*Exercise*.
Reproduce every line of the listing below verbatim, except for the picture placeholders, which should be omitted from your answer.
+-------+
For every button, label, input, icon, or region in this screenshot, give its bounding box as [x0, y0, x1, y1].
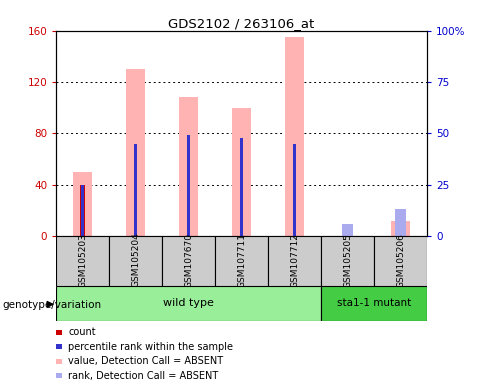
Bar: [391, 221, 410, 236]
Text: genotype/variation: genotype/variation: [2, 300, 102, 310]
Bar: [73, 172, 92, 236]
Bar: [215, 236, 268, 286]
Bar: [179, 98, 198, 236]
Text: wild type: wild type: [163, 298, 214, 308]
Bar: [81, 185, 84, 236]
Text: percentile rank within the sample: percentile rank within the sample: [68, 342, 233, 352]
Bar: [240, 137, 243, 236]
Bar: [187, 136, 190, 236]
Text: GSM105203: GSM105203: [78, 233, 87, 288]
Text: GSM105204: GSM105204: [131, 233, 140, 288]
Text: count: count: [68, 327, 96, 337]
Text: GSM107712: GSM107712: [290, 233, 299, 288]
Text: sta1-1 mutant: sta1-1 mutant: [337, 298, 411, 308]
Bar: [56, 286, 321, 321]
Bar: [342, 224, 353, 236]
Bar: [134, 144, 137, 236]
Text: GSM105205: GSM105205: [343, 233, 352, 288]
Bar: [395, 209, 406, 236]
Text: GSM107711: GSM107711: [237, 233, 246, 288]
Bar: [81, 185, 85, 236]
Text: rank, Detection Call = ABSENT: rank, Detection Call = ABSENT: [68, 371, 219, 381]
Bar: [293, 144, 296, 236]
Bar: [374, 236, 427, 286]
Bar: [285, 37, 304, 236]
Bar: [162, 236, 215, 286]
Bar: [126, 69, 145, 236]
Text: GSM105206: GSM105206: [396, 233, 405, 288]
Title: GDS2102 / 263106_at: GDS2102 / 263106_at: [168, 17, 315, 30]
Bar: [268, 236, 321, 286]
Bar: [56, 236, 109, 286]
Bar: [321, 236, 374, 286]
Text: GSM107670: GSM107670: [184, 233, 193, 288]
Text: value, Detection Call = ABSENT: value, Detection Call = ABSENT: [68, 356, 224, 366]
Bar: [109, 236, 162, 286]
Bar: [321, 286, 427, 321]
Bar: [232, 108, 251, 236]
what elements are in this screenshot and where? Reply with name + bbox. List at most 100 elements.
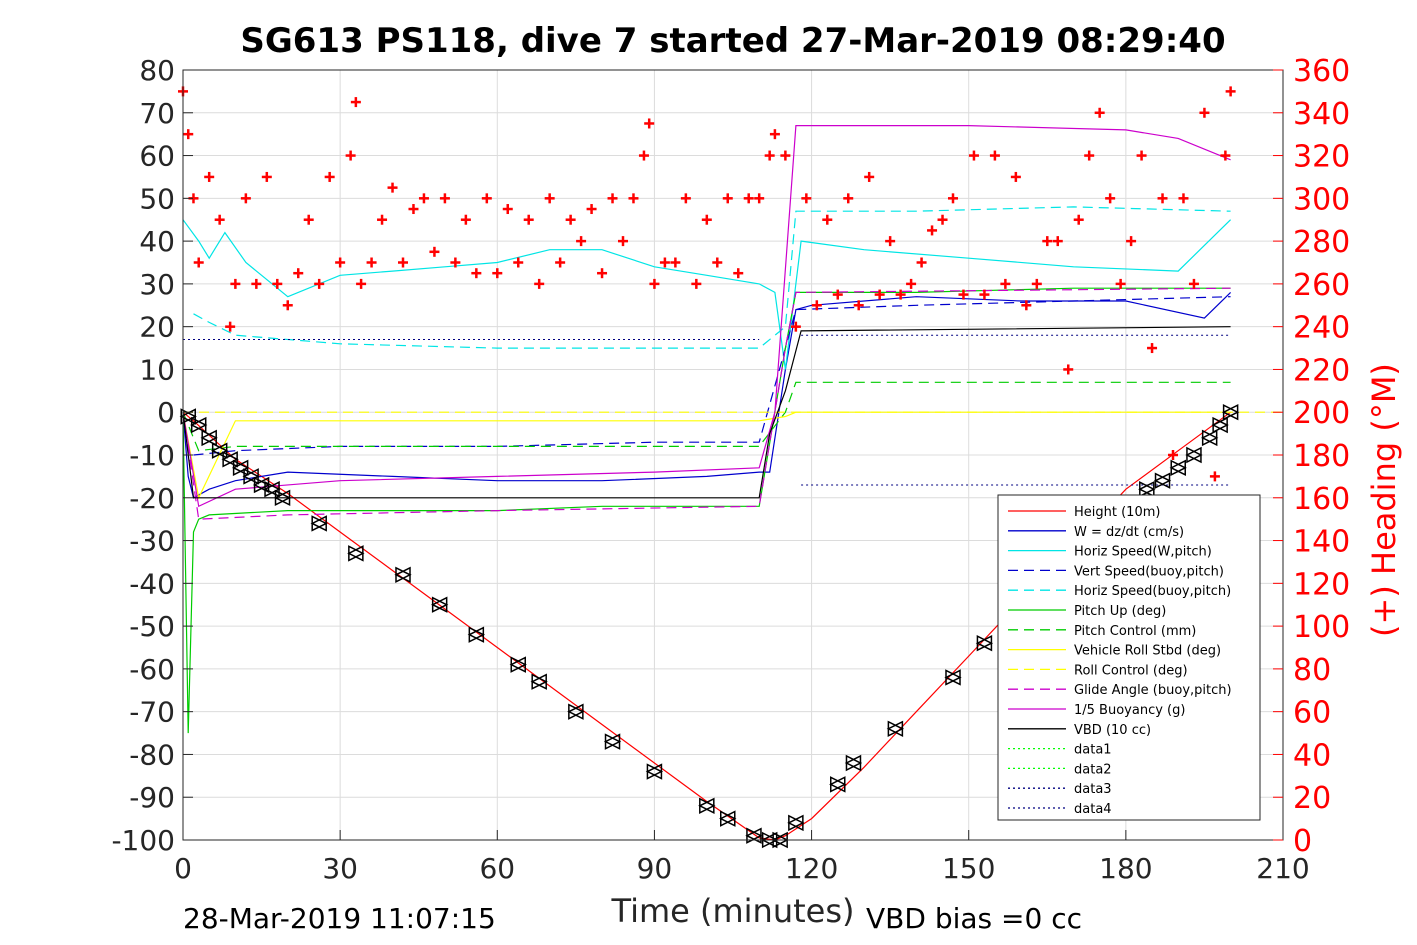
y-tick-label: 50	[139, 182, 175, 215]
heading-point	[1188, 278, 1199, 289]
heading-point	[979, 289, 990, 300]
right-y-tick-label: 300	[1293, 182, 1350, 217]
legend-label: Height (10m)	[1074, 505, 1160, 520]
heading-point	[586, 204, 597, 215]
heading-point	[597, 268, 608, 279]
x-axis-label: Time (minutes)	[611, 892, 855, 930]
heading-point	[743, 193, 754, 204]
y-tick-label: -50	[129, 610, 175, 643]
heading-point	[722, 193, 733, 204]
series-line-pitch-control-mm	[182, 381, 1231, 452]
heading-point	[450, 257, 461, 268]
legend-label: W = dz/dt (cm/s)	[1074, 525, 1184, 540]
heading-point	[1031, 278, 1042, 289]
heading-point	[398, 257, 408, 268]
depth-marker-left	[310, 515, 327, 532]
depth-marker-left	[190, 416, 207, 434]
legend-label: data1	[1074, 743, 1112, 758]
heading-point	[916, 257, 927, 268]
heading-point	[366, 257, 377, 268]
depth-marker-left	[567, 703, 584, 720]
heading-point	[324, 171, 335, 182]
heading-point	[801, 193, 812, 204]
heading-point	[1199, 107, 1210, 118]
right-y-axis-label: (+) Heading (°M)	[1365, 363, 1403, 637]
y-tick-label: -30	[129, 525, 175, 558]
heading-point	[460, 214, 471, 225]
heading-point	[822, 214, 833, 225]
legend-label: Vert Speed(buoy,pitch)	[1074, 564, 1224, 579]
heading-point	[513, 257, 524, 268]
x-tick-label: 30	[322, 852, 358, 885]
heading-point	[377, 214, 388, 225]
series-line-vehicle-roll-stbd-deg	[182, 411, 1231, 500]
depth-marker-left	[200, 429, 217, 447]
x-tick-label: 90	[637, 852, 673, 885]
heading-point	[764, 150, 775, 161]
y-tick-label: -100	[111, 824, 175, 857]
y-tick-label: -40	[129, 567, 175, 600]
depth-marker-left	[530, 673, 547, 690]
y-tick-label: 30	[139, 268, 175, 301]
right-y-tick-label: 220	[1293, 353, 1350, 388]
heading-point	[958, 289, 969, 300]
heading-point	[680, 193, 691, 204]
series-line-horiz-speed-buoy-pitch	[193, 206, 1231, 349]
depth-marker-left	[698, 797, 715, 814]
depth-marker-left	[273, 489, 291, 506]
legend-label: Roll Control (deg)	[1074, 663, 1188, 678]
heading-point	[864, 171, 875, 182]
depth-marker-left	[394, 566, 411, 583]
heading-point	[502, 204, 513, 215]
legend: Height (10m) W = dz/dt (cm/s) Horiz Speed(…	[997, 494, 1261, 821]
heading-point	[1094, 107, 1105, 118]
heading-point	[733, 268, 744, 279]
depth-marker-left	[231, 459, 249, 477]
heading-point	[183, 129, 194, 140]
plot-area	[178, 86, 1283, 849]
depth-marker-left	[252, 476, 270, 494]
heading-point	[1168, 450, 1178, 460]
x-tick-label: 0	[174, 852, 192, 885]
heading-point	[670, 257, 681, 268]
heading-point	[811, 300, 822, 311]
legend-label: Horiz Speed(buoy,pitch)	[1074, 584, 1231, 599]
depth-marker-left	[210, 442, 228, 459]
heading-point	[659, 257, 670, 268]
heading-point	[989, 150, 1000, 161]
y-tick-label: -10	[129, 439, 175, 472]
right-y-tick-label: 340	[1293, 97, 1350, 132]
x-tick-label: 150	[942, 852, 995, 885]
heading-point	[534, 278, 545, 289]
heading-point	[1052, 236, 1063, 247]
heading-point	[607, 193, 618, 204]
vbd-bias-footer: VBD bias =0 cc	[866, 902, 1082, 935]
heading-point	[1220, 150, 1231, 161]
depth-marker-left	[886, 720, 904, 737]
y-tick-label: -70	[129, 696, 175, 729]
heading-point	[1042, 236, 1053, 247]
heading-point	[350, 97, 361, 108]
heading-point	[345, 150, 356, 161]
depth-marker-left	[645, 763, 663, 780]
heading-point	[523, 214, 534, 225]
legend-label: 1/5 Buoyancy (g)	[1074, 703, 1185, 718]
x-tick-label: 120	[785, 852, 838, 885]
heading-point	[628, 193, 639, 204]
heading-point	[204, 171, 215, 182]
depth-marker-left	[347, 545, 364, 562]
heading-point	[293, 268, 304, 279]
heading-point	[927, 225, 938, 236]
heading-point	[230, 278, 241, 289]
heading-point	[356, 278, 367, 289]
tick-marks: 0 30 60 90 120 150 180 21080706050403020100-10-…	[111, 54, 1350, 885]
heading-point	[439, 193, 450, 204]
series-line-horiz-speed-w-pitch	[182, 219, 1232, 370]
heading-point	[712, 257, 723, 268]
heading-point	[335, 257, 346, 268]
x-tick-label: 210	[1256, 852, 1309, 885]
heading-point	[418, 193, 429, 204]
right-y-tick-label: 0	[1293, 824, 1312, 859]
depth-marker-left	[221, 451, 238, 468]
right-y-tick-label: 200	[1293, 396, 1350, 431]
+-------+
*Solution*.
For every button, label, input, icon, or region in this screenshot, give its bounding box as [x0, y0, x1, y1].
Bar: [391, 221, 410, 236]
Text: genotype/variation: genotype/variation: [2, 300, 102, 310]
Bar: [73, 172, 92, 236]
Bar: [215, 236, 268, 286]
Bar: [179, 98, 198, 236]
Text: wild type: wild type: [163, 298, 214, 308]
Bar: [81, 185, 84, 236]
Text: percentile rank within the sample: percentile rank within the sample: [68, 342, 233, 352]
Bar: [240, 137, 243, 236]
Bar: [187, 136, 190, 236]
Text: GSM105203: GSM105203: [78, 233, 87, 288]
Text: GSM105204: GSM105204: [131, 233, 140, 288]
Text: count: count: [68, 327, 96, 337]
Text: GSM107712: GSM107712: [290, 233, 299, 288]
Text: sta1-1 mutant: sta1-1 mutant: [337, 298, 411, 308]
Bar: [56, 286, 321, 321]
Bar: [342, 224, 353, 236]
Bar: [134, 144, 137, 236]
Text: GSM105205: GSM105205: [343, 233, 352, 288]
Bar: [395, 209, 406, 236]
Text: GSM107711: GSM107711: [237, 233, 246, 288]
Bar: [81, 185, 85, 236]
Text: rank, Detection Call = ABSENT: rank, Detection Call = ABSENT: [68, 371, 219, 381]
Bar: [293, 144, 296, 236]
Bar: [374, 236, 427, 286]
Bar: [285, 37, 304, 236]
Bar: [162, 236, 215, 286]
Bar: [126, 69, 145, 236]
Text: GSM105206: GSM105206: [396, 233, 405, 288]
Title: GDS2102 / 263106_at: GDS2102 / 263106_at: [168, 17, 315, 30]
Bar: [268, 236, 321, 286]
Bar: [56, 236, 109, 286]
Bar: [321, 236, 374, 286]
Text: GSM107670: GSM107670: [184, 233, 193, 288]
Text: value, Detection Call = ABSENT: value, Detection Call = ABSENT: [68, 356, 224, 366]
Bar: [109, 236, 162, 286]
Bar: [321, 286, 427, 321]
Bar: [232, 108, 251, 236]
what elements are in this screenshot and where? Reply with name + bbox. List at most 100 elements.
y-tick-label: 50	[139, 182, 175, 215]
heading-point	[1188, 278, 1199, 289]
heading-point	[979, 289, 990, 300]
right-y-tick-label: 300	[1293, 182, 1350, 217]
legend-label: Height (10m)	[1074, 505, 1160, 520]
heading-point	[586, 204, 597, 215]
heading-point	[597, 268, 608, 279]
x-axis-label: Time (minutes)	[611, 892, 855, 930]
heading-point	[743, 193, 754, 204]
y-tick-label: -50	[129, 610, 175, 643]
heading-point	[722, 193, 733, 204]
series-line-pitch-control-mm	[182, 381, 1231, 452]
heading-point	[450, 257, 461, 268]
legend-label: W = dz/dt (cm/s)	[1074, 525, 1184, 540]
heading-point	[1031, 278, 1042, 289]
heading-point	[398, 257, 408, 268]
depth-marker-left	[310, 515, 327, 532]
depth-marker-left	[190, 416, 207, 434]
legend-label: data1	[1074, 743, 1112, 758]
heading-point	[916, 257, 927, 268]
heading-point	[366, 257, 377, 268]
depth-marker-left	[567, 703, 584, 720]
heading-point	[324, 171, 335, 182]
heading-point	[801, 193, 812, 204]
heading-point	[1199, 107, 1210, 118]
right-y-axis-label: (+) Heading (°M)	[1365, 363, 1403, 637]
y-tick-label: -30	[129, 525, 175, 558]
heading-point	[460, 214, 471, 225]
heading-point	[822, 214, 833, 225]
legend-label: Vert Speed(buoy,pitch)	[1074, 564, 1224, 579]
heading-point	[513, 257, 524, 268]
x-tick-label: 30	[322, 852, 358, 885]
heading-point	[377, 214, 388, 225]
series-line-vehicle-roll-stbd-deg	[182, 411, 1231, 500]
depth-marker-left	[200, 429, 217, 447]
x-tick-label: 90	[637, 852, 673, 885]
heading-point	[764, 150, 775, 161]
y-tick-label: -100	[111, 824, 175, 857]
y-tick-label: -40	[129, 567, 175, 600]
depth-marker-left	[530, 673, 547, 690]
y-tick-label: 30	[139, 268, 175, 301]
right-y-tick-label: 220	[1293, 353, 1350, 388]
heading-point	[958, 289, 969, 300]
heading-point	[680, 193, 691, 204]
series-line-horiz-speed-buoy-pitch	[193, 206, 1231, 349]
depth-marker-left	[698, 797, 715, 814]
depth-marker-left	[273, 489, 291, 506]
legend-label: Roll Control (deg)	[1074, 663, 1188, 678]
heading-point	[864, 171, 875, 182]
depth-marker-left	[394, 566, 411, 583]
heading-point	[502, 204, 513, 215]
legend: Height (10m) W = dz/dt (cm/s) Horiz Speed(…	[997, 494, 1261, 821]
heading-point	[1094, 107, 1105, 118]
heading-point	[733, 268, 744, 279]
depth-marker-left	[231, 459, 249, 477]
heading-point	[183, 129, 194, 140]
plot-area	[178, 86, 1283, 849]
depth-marker-left	[252, 476, 270, 494]
heading-point	[1168, 450, 1178, 460]
x-tick-label: 0	[174, 852, 192, 885]
heading-point	[670, 257, 681, 268]
heading-point	[811, 300, 822, 311]
legend-label: Horiz Speed(buoy,pitch)	[1074, 584, 1231, 599]
depth-marker-left	[210, 442, 228, 459]
heading-point	[659, 257, 670, 268]
heading-point	[989, 150, 1000, 161]
y-tick-label: -10	[129, 439, 175, 472]
right-y-tick-label: 340	[1293, 97, 1350, 132]
x-tick-label: 150	[942, 852, 995, 885]
heading-point	[534, 278, 545, 289]
heading-point	[1052, 236, 1063, 247]
heading-point	[607, 193, 618, 204]
vbd-bias-footer: VBD bias =0 cc	[866, 902, 1082, 935]
heading-point	[1220, 150, 1231, 161]
depth-marker-left	[886, 720, 904, 737]
y-tick-label: -70	[129, 696, 175, 729]
heading-point	[1042, 236, 1053, 247]
heading-point	[350, 97, 361, 108]
heading-point	[345, 150, 356, 161]
depth-marker-left	[645, 763, 663, 780]
heading-point	[523, 214, 534, 225]
legend-label: 1/5 Buoyancy (g)	[1074, 703, 1185, 718]
x-tick-label: 120	[785, 852, 838, 885]
heading-point	[628, 193, 639, 204]
heading-point	[204, 171, 215, 182]
depth-marker-left	[347, 545, 364, 562]
heading-point	[293, 268, 304, 279]
heading-point	[927, 225, 938, 236]
heading-point	[230, 278, 241, 289]
heading-point	[356, 278, 367, 289]
tick-marks: 0 30 60 90 120 150 180 21080706050403020100-10-…	[111, 54, 1350, 885]
heading-point	[439, 193, 450, 204]
series-line-horiz-speed-w-pitch	[182, 219, 1232, 370]
heading-point	[712, 257, 723, 268]
heading-point	[335, 257, 346, 268]
x-tick-label: 210	[1256, 852, 1309, 885]
heading-point	[418, 193, 429, 204]
right-y-tick-label: 0	[1293, 824, 1312, 859]
depth-marker-left	[221, 451, 238, 468]
right-y-tick-label: 200	[1293, 396, 1350, 431]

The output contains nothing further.